> What to work on: Reproduce every line of the material below, but drop the pictures.

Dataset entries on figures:
==================================================

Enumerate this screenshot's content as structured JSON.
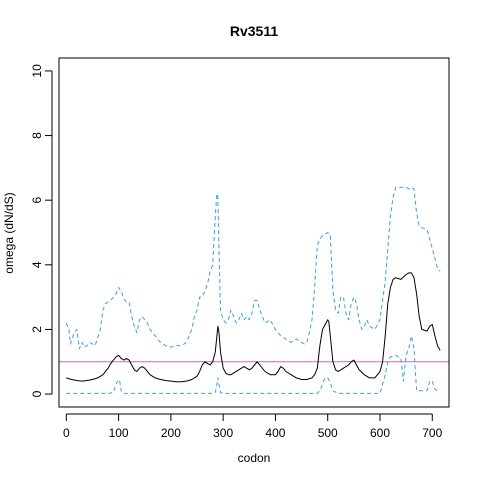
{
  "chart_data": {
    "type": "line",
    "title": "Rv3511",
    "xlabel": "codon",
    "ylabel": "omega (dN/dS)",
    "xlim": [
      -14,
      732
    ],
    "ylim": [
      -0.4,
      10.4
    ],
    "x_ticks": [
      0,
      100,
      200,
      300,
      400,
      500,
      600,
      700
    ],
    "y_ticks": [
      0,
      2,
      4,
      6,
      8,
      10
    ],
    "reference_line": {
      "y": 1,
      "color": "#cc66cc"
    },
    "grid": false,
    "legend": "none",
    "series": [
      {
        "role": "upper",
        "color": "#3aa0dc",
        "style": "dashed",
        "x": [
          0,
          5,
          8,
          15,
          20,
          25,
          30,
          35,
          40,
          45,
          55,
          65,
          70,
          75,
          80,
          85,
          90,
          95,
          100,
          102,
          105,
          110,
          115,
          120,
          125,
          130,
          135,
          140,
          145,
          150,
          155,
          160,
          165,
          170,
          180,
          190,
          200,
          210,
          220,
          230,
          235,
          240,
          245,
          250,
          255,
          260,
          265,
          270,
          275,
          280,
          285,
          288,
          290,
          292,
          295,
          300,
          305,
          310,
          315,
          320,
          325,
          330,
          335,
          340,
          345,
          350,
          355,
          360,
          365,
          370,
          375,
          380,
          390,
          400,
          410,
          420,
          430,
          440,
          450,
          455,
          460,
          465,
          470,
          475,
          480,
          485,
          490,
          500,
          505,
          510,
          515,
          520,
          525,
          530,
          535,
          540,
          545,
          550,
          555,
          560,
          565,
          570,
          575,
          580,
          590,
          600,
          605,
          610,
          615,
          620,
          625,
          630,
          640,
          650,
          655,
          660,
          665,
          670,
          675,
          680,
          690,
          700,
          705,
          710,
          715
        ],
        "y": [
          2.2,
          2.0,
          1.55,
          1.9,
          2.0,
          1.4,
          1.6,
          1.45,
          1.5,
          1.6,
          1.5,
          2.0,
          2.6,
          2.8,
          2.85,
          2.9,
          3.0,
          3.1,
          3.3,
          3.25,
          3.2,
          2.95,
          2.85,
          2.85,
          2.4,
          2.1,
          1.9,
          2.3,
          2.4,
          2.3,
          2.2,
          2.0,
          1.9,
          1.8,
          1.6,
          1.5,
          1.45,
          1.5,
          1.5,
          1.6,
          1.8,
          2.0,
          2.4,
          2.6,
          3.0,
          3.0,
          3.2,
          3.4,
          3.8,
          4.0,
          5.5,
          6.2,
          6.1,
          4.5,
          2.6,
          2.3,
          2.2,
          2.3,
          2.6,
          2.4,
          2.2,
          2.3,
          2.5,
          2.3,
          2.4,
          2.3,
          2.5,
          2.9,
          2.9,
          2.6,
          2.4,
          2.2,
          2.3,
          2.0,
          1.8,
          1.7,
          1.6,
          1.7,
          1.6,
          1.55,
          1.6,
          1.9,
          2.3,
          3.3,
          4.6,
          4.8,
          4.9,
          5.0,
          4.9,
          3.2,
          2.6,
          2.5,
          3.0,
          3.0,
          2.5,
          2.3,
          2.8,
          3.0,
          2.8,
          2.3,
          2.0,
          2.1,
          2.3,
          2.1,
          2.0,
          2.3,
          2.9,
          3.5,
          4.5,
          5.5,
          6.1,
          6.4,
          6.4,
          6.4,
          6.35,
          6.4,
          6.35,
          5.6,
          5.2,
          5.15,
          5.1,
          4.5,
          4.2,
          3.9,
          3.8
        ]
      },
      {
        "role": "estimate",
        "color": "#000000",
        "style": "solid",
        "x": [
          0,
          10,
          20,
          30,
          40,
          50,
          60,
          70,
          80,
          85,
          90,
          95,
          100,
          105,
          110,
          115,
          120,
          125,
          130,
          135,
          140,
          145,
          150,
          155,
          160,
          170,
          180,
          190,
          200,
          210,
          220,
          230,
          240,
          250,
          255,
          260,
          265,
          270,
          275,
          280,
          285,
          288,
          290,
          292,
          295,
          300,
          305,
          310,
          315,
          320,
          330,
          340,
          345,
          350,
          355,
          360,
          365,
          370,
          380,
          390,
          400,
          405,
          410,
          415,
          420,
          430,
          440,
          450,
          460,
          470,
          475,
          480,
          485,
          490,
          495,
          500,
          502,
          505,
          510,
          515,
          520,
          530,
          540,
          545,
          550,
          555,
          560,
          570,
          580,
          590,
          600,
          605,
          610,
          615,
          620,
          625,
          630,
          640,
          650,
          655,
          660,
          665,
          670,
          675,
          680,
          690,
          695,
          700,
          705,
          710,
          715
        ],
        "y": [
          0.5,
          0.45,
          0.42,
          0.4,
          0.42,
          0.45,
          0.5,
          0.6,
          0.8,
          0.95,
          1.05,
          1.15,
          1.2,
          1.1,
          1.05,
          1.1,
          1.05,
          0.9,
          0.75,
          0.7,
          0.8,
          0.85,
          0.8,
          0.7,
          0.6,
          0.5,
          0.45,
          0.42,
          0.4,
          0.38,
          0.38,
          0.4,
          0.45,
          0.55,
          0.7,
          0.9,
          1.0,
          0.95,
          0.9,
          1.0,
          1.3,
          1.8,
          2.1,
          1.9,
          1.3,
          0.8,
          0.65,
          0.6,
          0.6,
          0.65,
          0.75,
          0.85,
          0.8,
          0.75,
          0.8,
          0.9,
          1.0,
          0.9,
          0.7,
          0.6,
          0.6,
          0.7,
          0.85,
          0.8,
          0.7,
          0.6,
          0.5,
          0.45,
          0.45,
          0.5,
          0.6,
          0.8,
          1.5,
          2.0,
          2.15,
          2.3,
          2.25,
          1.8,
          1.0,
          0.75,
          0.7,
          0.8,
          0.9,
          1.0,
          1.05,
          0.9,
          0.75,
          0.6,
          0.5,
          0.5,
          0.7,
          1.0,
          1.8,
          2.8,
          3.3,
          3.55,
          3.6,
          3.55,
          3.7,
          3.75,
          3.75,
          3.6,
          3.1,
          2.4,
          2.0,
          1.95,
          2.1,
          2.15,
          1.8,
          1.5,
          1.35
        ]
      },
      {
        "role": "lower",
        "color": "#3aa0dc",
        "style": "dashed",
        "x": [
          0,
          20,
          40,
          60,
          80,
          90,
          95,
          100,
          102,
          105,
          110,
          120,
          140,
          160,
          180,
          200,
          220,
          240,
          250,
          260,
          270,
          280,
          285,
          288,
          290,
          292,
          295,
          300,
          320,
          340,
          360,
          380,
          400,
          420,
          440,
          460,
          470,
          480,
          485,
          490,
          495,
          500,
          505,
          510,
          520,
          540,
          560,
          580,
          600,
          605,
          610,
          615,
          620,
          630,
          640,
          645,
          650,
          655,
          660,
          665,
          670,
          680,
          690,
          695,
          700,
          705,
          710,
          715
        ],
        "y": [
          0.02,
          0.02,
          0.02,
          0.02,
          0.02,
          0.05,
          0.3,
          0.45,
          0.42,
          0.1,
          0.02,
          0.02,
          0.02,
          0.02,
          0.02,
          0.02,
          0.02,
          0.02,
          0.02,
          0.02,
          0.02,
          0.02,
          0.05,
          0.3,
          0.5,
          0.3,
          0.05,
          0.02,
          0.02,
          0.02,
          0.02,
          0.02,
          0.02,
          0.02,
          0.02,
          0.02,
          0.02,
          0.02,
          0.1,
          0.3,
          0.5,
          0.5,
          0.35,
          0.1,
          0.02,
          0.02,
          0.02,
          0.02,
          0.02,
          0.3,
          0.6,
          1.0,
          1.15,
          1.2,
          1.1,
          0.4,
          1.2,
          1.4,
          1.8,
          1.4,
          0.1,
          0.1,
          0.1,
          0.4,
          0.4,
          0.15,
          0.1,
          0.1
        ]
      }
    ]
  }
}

==================================================

> Full response:
Enumerate this screenshot's content as structured JSON.
{
  "chart_data": {
    "type": "line",
    "title": "Rv3511",
    "xlabel": "codon",
    "ylabel": "omega (dN/dS)",
    "xlim": [
      -14,
      732
    ],
    "ylim": [
      -0.4,
      10.4
    ],
    "x_ticks": [
      0,
      100,
      200,
      300,
      400,
      500,
      600,
      700
    ],
    "y_ticks": [
      0,
      2,
      4,
      6,
      8,
      10
    ],
    "reference_line": {
      "y": 1,
      "color": "#cc66cc"
    },
    "grid": false,
    "legend": "none",
    "series": [
      {
        "role": "upper",
        "color": "#3aa0dc",
        "style": "dashed",
        "x": [
          0,
          5,
          8,
          15,
          20,
          25,
          30,
          35,
          40,
          45,
          55,
          65,
          70,
          75,
          80,
          85,
          90,
          95,
          100,
          102,
          105,
          110,
          115,
          120,
          125,
          130,
          135,
          140,
          145,
          150,
          155,
          160,
          165,
          170,
          180,
          190,
          200,
          210,
          220,
          230,
          235,
          240,
          245,
          250,
          255,
          260,
          265,
          270,
          275,
          280,
          285,
          288,
          290,
          292,
          295,
          300,
          305,
          310,
          315,
          320,
          325,
          330,
          335,
          340,
          345,
          350,
          355,
          360,
          365,
          370,
          375,
          380,
          390,
          400,
          410,
          420,
          430,
          440,
          450,
          455,
          460,
          465,
          470,
          475,
          480,
          485,
          490,
          500,
          505,
          510,
          515,
          520,
          525,
          530,
          535,
          540,
          545,
          550,
          555,
          560,
          565,
          570,
          575,
          580,
          590,
          600,
          605,
          610,
          615,
          620,
          625,
          630,
          640,
          650,
          655,
          660,
          665,
          670,
          675,
          680,
          690,
          700,
          705,
          710,
          715
        ],
        "y": [
          2.2,
          2.0,
          1.55,
          1.9,
          2.0,
          1.4,
          1.6,
          1.45,
          1.5,
          1.6,
          1.5,
          2.0,
          2.6,
          2.8,
          2.85,
          2.9,
          3.0,
          3.1,
          3.3,
          3.25,
          3.2,
          2.95,
          2.85,
          2.85,
          2.4,
          2.1,
          1.9,
          2.3,
          2.4,
          2.3,
          2.2,
          2.0,
          1.9,
          1.8,
          1.6,
          1.5,
          1.45,
          1.5,
          1.5,
          1.6,
          1.8,
          2.0,
          2.4,
          2.6,
          3.0,
          3.0,
          3.2,
          3.4,
          3.8,
          4.0,
          5.5,
          6.2,
          6.1,
          4.5,
          2.6,
          2.3,
          2.2,
          2.3,
          2.6,
          2.4,
          2.2,
          2.3,
          2.5,
          2.3,
          2.4,
          2.3,
          2.5,
          2.9,
          2.9,
          2.6,
          2.4,
          2.2,
          2.3,
          2.0,
          1.8,
          1.7,
          1.6,
          1.7,
          1.6,
          1.55,
          1.6,
          1.9,
          2.3,
          3.3,
          4.6,
          4.8,
          4.9,
          5.0,
          4.9,
          3.2,
          2.6,
          2.5,
          3.0,
          3.0,
          2.5,
          2.3,
          2.8,
          3.0,
          2.8,
          2.3,
          2.0,
          2.1,
          2.3,
          2.1,
          2.0,
          2.3,
          2.9,
          3.5,
          4.5,
          5.5,
          6.1,
          6.4,
          6.4,
          6.4,
          6.35,
          6.4,
          6.35,
          5.6,
          5.2,
          5.15,
          5.1,
          4.5,
          4.2,
          3.9,
          3.8
        ]
      },
      {
        "role": "estimate",
        "color": "#000000",
        "style": "solid",
        "x": [
          0,
          10,
          20,
          30,
          40,
          50,
          60,
          70,
          80,
          85,
          90,
          95,
          100,
          105,
          110,
          115,
          120,
          125,
          130,
          135,
          140,
          145,
          150,
          155,
          160,
          170,
          180,
          190,
          200,
          210,
          220,
          230,
          240,
          250,
          255,
          260,
          265,
          270,
          275,
          280,
          285,
          288,
          290,
          292,
          295,
          300,
          305,
          310,
          315,
          320,
          330,
          340,
          345,
          350,
          355,
          360,
          365,
          370,
          380,
          390,
          400,
          405,
          410,
          415,
          420,
          430,
          440,
          450,
          460,
          470,
          475,
          480,
          485,
          490,
          495,
          500,
          502,
          505,
          510,
          515,
          520,
          530,
          540,
          545,
          550,
          555,
          560,
          570,
          580,
          590,
          600,
          605,
          610,
          615,
          620,
          625,
          630,
          640,
          650,
          655,
          660,
          665,
          670,
          675,
          680,
          690,
          695,
          700,
          705,
          710,
          715
        ],
        "y": [
          0.5,
          0.45,
          0.42,
          0.4,
          0.42,
          0.45,
          0.5,
          0.6,
          0.8,
          0.95,
          1.05,
          1.15,
          1.2,
          1.1,
          1.05,
          1.1,
          1.05,
          0.9,
          0.75,
          0.7,
          0.8,
          0.85,
          0.8,
          0.7,
          0.6,
          0.5,
          0.45,
          0.42,
          0.4,
          0.38,
          0.38,
          0.4,
          0.45,
          0.55,
          0.7,
          0.9,
          1.0,
          0.95,
          0.9,
          1.0,
          1.3,
          1.8,
          2.1,
          1.9,
          1.3,
          0.8,
          0.65,
          0.6,
          0.6,
          0.65,
          0.75,
          0.85,
          0.8,
          0.75,
          0.8,
          0.9,
          1.0,
          0.9,
          0.7,
          0.6,
          0.6,
          0.7,
          0.85,
          0.8,
          0.7,
          0.6,
          0.5,
          0.45,
          0.45,
          0.5,
          0.6,
          0.8,
          1.5,
          2.0,
          2.15,
          2.3,
          2.25,
          1.8,
          1.0,
          0.75,
          0.7,
          0.8,
          0.9,
          1.0,
          1.05,
          0.9,
          0.75,
          0.6,
          0.5,
          0.5,
          0.7,
          1.0,
          1.8,
          2.8,
          3.3,
          3.55,
          3.6,
          3.55,
          3.7,
          3.75,
          3.75,
          3.6,
          3.1,
          2.4,
          2.0,
          1.95,
          2.1,
          2.15,
          1.8,
          1.5,
          1.35
        ]
      },
      {
        "role": "lower",
        "color": "#3aa0dc",
        "style": "dashed",
        "x": [
          0,
          20,
          40,
          60,
          80,
          90,
          95,
          100,
          102,
          105,
          110,
          120,
          140,
          160,
          180,
          200,
          220,
          240,
          250,
          260,
          270,
          280,
          285,
          288,
          290,
          292,
          295,
          300,
          320,
          340,
          360,
          380,
          400,
          420,
          440,
          460,
          470,
          480,
          485,
          490,
          495,
          500,
          505,
          510,
          520,
          540,
          560,
          580,
          600,
          605,
          610,
          615,
          620,
          630,
          640,
          645,
          650,
          655,
          660,
          665,
          670,
          680,
          690,
          695,
          700,
          705,
          710,
          715
        ],
        "y": [
          0.02,
          0.02,
          0.02,
          0.02,
          0.02,
          0.05,
          0.3,
          0.45,
          0.42,
          0.1,
          0.02,
          0.02,
          0.02,
          0.02,
          0.02,
          0.02,
          0.02,
          0.02,
          0.02,
          0.02,
          0.02,
          0.02,
          0.05,
          0.3,
          0.5,
          0.3,
          0.05,
          0.02,
          0.02,
          0.02,
          0.02,
          0.02,
          0.02,
          0.02,
          0.02,
          0.02,
          0.02,
          0.02,
          0.1,
          0.3,
          0.5,
          0.5,
          0.35,
          0.1,
          0.02,
          0.02,
          0.02,
          0.02,
          0.02,
          0.3,
          0.6,
          1.0,
          1.15,
          1.2,
          1.1,
          0.4,
          1.2,
          1.4,
          1.8,
          1.4,
          0.1,
          0.1,
          0.1,
          0.4,
          0.4,
          0.15,
          0.1,
          0.1
        ]
      }
    ]
  }
}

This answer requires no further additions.